Exercise description
Pull each line holding the word "open" from the data.

┏━━

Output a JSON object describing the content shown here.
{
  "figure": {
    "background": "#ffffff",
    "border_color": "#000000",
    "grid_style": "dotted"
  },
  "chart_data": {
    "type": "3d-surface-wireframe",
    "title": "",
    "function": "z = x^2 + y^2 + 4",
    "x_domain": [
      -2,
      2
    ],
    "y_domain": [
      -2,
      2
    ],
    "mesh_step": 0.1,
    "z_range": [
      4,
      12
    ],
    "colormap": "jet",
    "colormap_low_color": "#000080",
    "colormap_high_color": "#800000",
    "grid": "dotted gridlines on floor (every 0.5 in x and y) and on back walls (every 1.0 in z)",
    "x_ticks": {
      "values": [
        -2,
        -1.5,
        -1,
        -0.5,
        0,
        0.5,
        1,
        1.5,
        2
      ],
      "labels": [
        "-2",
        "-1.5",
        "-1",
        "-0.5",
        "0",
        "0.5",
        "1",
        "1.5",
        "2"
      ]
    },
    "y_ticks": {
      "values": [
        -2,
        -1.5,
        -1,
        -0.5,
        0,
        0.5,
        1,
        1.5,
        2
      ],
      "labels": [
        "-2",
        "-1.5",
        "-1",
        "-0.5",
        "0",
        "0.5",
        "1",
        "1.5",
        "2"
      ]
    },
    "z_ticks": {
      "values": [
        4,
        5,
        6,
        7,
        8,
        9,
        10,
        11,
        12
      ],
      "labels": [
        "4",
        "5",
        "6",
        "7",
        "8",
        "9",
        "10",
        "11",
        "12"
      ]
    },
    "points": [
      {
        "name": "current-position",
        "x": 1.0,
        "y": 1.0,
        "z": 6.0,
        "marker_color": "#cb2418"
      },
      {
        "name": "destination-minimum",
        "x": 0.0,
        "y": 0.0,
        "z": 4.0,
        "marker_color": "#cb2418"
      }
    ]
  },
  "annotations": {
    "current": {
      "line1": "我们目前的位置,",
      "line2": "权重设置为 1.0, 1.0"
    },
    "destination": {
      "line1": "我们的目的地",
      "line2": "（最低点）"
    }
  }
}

┗━━
┏━━

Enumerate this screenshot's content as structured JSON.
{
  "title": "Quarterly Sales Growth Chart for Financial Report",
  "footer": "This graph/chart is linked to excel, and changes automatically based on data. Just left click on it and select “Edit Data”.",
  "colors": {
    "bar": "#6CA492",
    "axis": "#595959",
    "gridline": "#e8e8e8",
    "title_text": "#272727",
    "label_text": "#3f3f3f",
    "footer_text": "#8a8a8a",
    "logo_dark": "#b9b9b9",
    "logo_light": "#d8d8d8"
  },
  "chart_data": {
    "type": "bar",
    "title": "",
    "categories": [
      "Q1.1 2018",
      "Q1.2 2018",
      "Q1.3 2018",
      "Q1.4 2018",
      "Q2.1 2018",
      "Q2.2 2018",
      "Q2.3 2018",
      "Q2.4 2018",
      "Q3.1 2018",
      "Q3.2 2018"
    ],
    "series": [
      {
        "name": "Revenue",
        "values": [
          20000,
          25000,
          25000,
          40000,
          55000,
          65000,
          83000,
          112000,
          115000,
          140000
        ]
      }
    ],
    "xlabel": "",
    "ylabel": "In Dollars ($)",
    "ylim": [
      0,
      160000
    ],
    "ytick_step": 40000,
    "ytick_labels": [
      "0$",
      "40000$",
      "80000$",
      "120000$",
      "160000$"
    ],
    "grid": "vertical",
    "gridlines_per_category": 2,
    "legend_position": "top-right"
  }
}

┗━━
┏━━

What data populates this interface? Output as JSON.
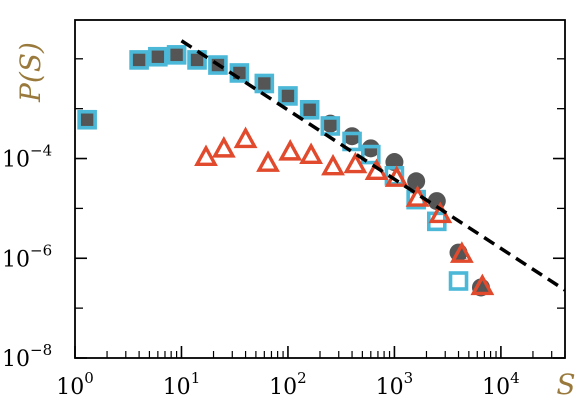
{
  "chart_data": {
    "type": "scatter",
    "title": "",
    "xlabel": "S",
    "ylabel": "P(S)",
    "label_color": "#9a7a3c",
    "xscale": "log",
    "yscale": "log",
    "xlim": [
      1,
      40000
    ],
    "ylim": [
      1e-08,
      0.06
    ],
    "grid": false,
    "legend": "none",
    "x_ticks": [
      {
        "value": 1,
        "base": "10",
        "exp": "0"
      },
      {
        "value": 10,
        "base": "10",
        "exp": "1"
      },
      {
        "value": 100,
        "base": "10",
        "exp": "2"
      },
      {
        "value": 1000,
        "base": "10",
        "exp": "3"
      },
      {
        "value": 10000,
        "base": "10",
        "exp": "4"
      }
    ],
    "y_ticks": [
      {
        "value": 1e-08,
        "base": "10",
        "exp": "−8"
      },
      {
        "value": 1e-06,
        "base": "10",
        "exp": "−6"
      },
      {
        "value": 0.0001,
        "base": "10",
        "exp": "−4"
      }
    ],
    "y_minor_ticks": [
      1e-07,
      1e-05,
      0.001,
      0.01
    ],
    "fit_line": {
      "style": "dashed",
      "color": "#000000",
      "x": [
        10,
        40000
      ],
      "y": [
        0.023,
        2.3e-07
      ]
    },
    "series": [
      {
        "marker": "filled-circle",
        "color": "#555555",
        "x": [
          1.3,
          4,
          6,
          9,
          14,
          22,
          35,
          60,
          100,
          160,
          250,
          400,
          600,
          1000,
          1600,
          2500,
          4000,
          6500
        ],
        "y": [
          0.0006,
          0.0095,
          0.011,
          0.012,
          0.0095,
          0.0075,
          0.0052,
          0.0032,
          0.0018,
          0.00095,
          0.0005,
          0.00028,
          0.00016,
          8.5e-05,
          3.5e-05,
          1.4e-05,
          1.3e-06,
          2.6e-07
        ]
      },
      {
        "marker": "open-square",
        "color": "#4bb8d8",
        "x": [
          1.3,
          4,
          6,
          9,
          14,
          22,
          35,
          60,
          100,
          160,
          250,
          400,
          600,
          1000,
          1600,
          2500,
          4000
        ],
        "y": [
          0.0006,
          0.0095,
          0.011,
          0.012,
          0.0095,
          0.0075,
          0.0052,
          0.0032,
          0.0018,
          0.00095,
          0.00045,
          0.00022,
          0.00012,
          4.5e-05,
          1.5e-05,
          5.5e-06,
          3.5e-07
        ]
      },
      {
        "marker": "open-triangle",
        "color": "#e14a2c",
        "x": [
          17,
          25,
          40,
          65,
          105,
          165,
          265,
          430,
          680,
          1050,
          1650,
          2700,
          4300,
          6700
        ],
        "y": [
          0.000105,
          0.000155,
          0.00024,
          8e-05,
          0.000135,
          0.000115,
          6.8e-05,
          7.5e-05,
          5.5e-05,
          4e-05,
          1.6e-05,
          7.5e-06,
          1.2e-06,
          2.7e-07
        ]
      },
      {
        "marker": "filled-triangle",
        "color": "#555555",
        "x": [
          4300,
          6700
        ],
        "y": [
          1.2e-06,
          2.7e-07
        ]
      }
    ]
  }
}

┗━━

Answer below
        "marker": "open-square",
        "marker": "open-triangle",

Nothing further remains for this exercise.